Fragmento del documento:

De dos modos el cristiano participa del señorío de Cristo sobre las criaturas. La posesión de las criaturas -el campo, el trabajo, la mujer, la familia, la casa- es un modo, querido por Dios (Gén 1,28-31), de ejercitar el dominio sobre la creación, y configura la vida secular de los laicos. Y la abstención de las criaturas y de su libre disposición -en pobreza, celibato y obediencia- es otra manera cristiana de dominar sobre las criaturas del mundo visible; y este modo es el que caracteriza la vida del seguimiento de Cristo, dejándolo todo.

Los que poseen deben tener como si no tuvieran, es decir, sin ser dominados por lo que poseen, con perfecta libertad de corazón: «Os digo, hermanos, que el tiempo es corto. Sólo queda que los que tienen mujer vivan como si no la tuvieran; los que lloran, como si no llorasen; los que se alegran, como si no se alegrasen; los que compran, como si no poseyesen; y los que disfrutan del mundo, como si no disfrutasen; porque pasa la apariencia de este mundo» (1 Cor 7,29-31). Y por otra parte, los que han sido llamados a no tener, deben ser fieles a su peculiar vocación: «Si quieres ser perfecto, ve, vende cuanto tienes, dalo a los pobres, y tendrás un tesoro en los cielos, y ven y sígueme» (Mt 19,21).

Normalmente una misma llamada del Señor fundamenta en los cristianos pobreza, celibato y obediencia. Así fue, concretamente, la vocación de los apóstoles, que, para seguir a Jesús, dejaron todas las formas de poseer las criaturas de este mundo (Lc 18,28-29). Y es que los tres consejos evangélicos, en el fondo, tienen un mismo espíritu: morir con Cristo al mundo, para vivir más con él en su Reino; empobrecerse para ser enriquecidos en Cristo y poder enriquecer a otros.

Datos del ejercicio:
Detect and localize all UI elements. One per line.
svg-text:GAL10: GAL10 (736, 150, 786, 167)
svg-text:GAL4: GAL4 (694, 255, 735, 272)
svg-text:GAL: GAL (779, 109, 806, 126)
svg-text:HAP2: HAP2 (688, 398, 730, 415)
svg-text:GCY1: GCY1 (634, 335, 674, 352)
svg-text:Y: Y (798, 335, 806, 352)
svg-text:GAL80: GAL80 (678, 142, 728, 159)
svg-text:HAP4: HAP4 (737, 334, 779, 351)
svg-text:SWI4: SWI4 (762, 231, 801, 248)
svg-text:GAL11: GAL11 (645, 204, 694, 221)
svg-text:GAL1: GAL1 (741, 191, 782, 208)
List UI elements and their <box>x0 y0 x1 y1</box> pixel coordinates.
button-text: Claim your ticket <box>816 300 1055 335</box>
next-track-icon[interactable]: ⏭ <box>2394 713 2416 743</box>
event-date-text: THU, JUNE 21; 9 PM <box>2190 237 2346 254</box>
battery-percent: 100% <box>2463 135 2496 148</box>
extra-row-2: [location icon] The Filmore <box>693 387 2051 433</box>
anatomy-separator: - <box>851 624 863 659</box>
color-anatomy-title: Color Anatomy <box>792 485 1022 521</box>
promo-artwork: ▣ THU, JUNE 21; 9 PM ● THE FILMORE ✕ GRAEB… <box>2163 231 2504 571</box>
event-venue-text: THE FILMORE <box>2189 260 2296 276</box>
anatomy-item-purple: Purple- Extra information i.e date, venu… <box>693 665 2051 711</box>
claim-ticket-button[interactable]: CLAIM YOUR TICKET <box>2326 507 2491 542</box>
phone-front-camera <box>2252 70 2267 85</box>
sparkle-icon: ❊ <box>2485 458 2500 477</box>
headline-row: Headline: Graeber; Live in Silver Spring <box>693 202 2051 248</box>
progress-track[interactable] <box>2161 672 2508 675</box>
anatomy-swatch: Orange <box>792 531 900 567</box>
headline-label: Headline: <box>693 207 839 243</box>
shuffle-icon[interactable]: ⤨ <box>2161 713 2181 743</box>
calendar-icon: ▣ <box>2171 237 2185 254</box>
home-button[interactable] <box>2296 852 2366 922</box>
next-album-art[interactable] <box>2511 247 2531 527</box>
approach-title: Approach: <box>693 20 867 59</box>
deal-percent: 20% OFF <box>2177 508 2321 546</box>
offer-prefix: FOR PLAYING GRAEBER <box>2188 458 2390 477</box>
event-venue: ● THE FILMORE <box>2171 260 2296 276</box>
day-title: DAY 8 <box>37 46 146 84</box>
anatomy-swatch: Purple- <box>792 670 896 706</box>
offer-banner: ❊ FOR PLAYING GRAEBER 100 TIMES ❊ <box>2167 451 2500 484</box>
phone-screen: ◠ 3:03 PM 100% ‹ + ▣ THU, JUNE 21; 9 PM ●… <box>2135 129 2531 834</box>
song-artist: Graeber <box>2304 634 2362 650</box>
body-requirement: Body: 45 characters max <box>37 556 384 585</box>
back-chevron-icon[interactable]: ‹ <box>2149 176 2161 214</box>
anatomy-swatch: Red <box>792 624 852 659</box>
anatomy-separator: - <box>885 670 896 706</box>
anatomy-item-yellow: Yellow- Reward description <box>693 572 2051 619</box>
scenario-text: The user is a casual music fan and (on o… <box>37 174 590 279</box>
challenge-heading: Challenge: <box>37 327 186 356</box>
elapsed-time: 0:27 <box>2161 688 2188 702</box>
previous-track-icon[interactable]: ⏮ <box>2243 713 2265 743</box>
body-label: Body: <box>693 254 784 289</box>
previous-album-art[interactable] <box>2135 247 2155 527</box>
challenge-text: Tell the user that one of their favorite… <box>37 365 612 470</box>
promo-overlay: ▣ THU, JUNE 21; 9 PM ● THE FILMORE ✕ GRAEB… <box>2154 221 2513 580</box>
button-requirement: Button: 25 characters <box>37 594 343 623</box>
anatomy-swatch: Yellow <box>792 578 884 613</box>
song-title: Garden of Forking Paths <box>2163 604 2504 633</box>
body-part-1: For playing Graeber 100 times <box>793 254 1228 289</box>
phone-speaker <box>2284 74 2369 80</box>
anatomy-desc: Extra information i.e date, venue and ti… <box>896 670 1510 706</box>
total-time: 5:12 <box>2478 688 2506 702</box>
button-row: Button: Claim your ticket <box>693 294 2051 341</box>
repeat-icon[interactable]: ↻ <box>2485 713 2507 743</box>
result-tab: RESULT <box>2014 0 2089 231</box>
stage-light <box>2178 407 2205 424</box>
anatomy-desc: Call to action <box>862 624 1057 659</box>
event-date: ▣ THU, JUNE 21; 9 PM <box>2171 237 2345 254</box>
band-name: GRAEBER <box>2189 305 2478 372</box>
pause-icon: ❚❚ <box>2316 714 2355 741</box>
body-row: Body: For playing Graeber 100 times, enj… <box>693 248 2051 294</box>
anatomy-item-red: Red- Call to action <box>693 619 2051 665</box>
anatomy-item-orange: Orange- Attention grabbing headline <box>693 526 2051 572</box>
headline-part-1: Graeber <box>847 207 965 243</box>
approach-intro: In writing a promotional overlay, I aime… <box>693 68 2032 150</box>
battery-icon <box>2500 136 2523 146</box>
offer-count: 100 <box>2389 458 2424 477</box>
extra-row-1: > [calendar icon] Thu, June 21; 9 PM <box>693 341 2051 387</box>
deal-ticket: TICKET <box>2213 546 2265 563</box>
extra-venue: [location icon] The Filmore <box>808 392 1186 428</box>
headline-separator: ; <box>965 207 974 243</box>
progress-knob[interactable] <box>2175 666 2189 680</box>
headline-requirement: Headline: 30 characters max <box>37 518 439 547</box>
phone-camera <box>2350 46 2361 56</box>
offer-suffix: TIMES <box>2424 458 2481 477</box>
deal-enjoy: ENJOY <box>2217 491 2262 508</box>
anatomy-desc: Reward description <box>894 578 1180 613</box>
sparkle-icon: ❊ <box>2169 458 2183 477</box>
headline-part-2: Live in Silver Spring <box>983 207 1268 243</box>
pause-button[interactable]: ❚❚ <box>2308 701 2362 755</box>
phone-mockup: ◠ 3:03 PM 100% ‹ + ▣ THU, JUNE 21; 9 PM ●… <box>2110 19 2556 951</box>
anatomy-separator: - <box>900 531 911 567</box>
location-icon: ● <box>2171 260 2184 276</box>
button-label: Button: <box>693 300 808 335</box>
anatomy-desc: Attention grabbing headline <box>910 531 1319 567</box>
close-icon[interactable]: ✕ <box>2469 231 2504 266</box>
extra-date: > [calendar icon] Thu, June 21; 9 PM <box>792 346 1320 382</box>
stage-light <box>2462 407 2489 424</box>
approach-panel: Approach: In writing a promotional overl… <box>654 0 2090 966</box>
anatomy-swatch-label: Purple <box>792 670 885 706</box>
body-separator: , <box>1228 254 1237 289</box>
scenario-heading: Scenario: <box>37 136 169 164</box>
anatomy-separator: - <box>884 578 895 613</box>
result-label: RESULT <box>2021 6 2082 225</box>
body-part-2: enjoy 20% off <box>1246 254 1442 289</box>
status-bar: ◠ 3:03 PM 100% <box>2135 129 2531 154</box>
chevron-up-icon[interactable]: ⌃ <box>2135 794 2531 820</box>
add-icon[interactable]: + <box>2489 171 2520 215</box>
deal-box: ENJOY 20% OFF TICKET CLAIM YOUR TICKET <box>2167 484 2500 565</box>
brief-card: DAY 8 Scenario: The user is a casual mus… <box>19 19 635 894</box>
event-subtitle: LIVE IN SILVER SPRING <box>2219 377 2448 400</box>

Lista de tareas:
**A)** Según el fragmento sobre los consejos evangélicos, ¿por qué una misma llamada del Señor suele fundamentar pobreza, celibato y obediencia? Responde en una a tres oraciones.
**B)** Duplica sin cambios las líneas de las entradas, desde la primera hasta la que contiene "claim-ticket-button[interactable]: CLAIM YOUR", ambas incluidas.
Las entradas no guardan relación alguna con el fragmento.

Lista de soluciones:
**A)** Porque los tres consejos evangélicos tienen en el fondo un mismo espíritu. Ese espíritu consiste en morir con Cristo al mundo para vivir más con él en su Reino, y en empobrecerse para ser enriquecidos en Cristo y poder enriquecer a otros.

**B)**
Detect and localize all UI elements. One per line.
svg-text:GAL10: GAL10 (736, 150, 786, 167)
svg-text:GAL4: GAL4 (694, 255, 735, 272)
svg-text:GAL: GAL (779, 109, 806, 126)
svg-text:HAP2: HAP2 (688, 398, 730, 415)
svg-text:GCY1: GCY1 (634, 335, 674, 352)
svg-text:Y: Y (798, 335, 806, 352)
svg-text:GAL80: GAL80 (678, 142, 728, 159)
svg-text:HAP4: HAP4 (737, 334, 779, 351)
svg-text:SWI4: SWI4 (762, 231, 801, 248)
svg-text:GAL11: GAL11 (645, 204, 694, 221)
svg-text:GAL1: GAL1 (741, 191, 782, 208)
List UI elements and their <box>x0 y0 x1 y1</box> pixel coordinates.
button-text: Claim your ticket <box>816 300 1055 335</box>
next-track-icon[interactable]: ⏭ <box>2394 713 2416 743</box>
event-date-text: THU, JUNE 21; 9 PM <box>2190 237 2346 254</box>
battery-percent: 100% <box>2463 135 2496 148</box>
extra-row-2: [location icon] The Filmore <box>693 387 2051 433</box>
anatomy-separator: - <box>851 624 863 659</box>
color-anatomy-title: Color Anatomy <box>792 485 1022 521</box>
promo-artwork: ▣ THU, JUNE 21; 9 PM ● THE FILMORE ✕ GRAEB… <box>2163 231 2504 571</box>
event-venue-text: THE FILMORE <box>2189 260 2296 276</box>
anatomy-item-purple: Purple- Extra information i.e date, venu… <box>693 665 2051 711</box>
claim-ticket-button[interactable]: CLAIM YOUR TICKET <box>2326 507 2491 542</box>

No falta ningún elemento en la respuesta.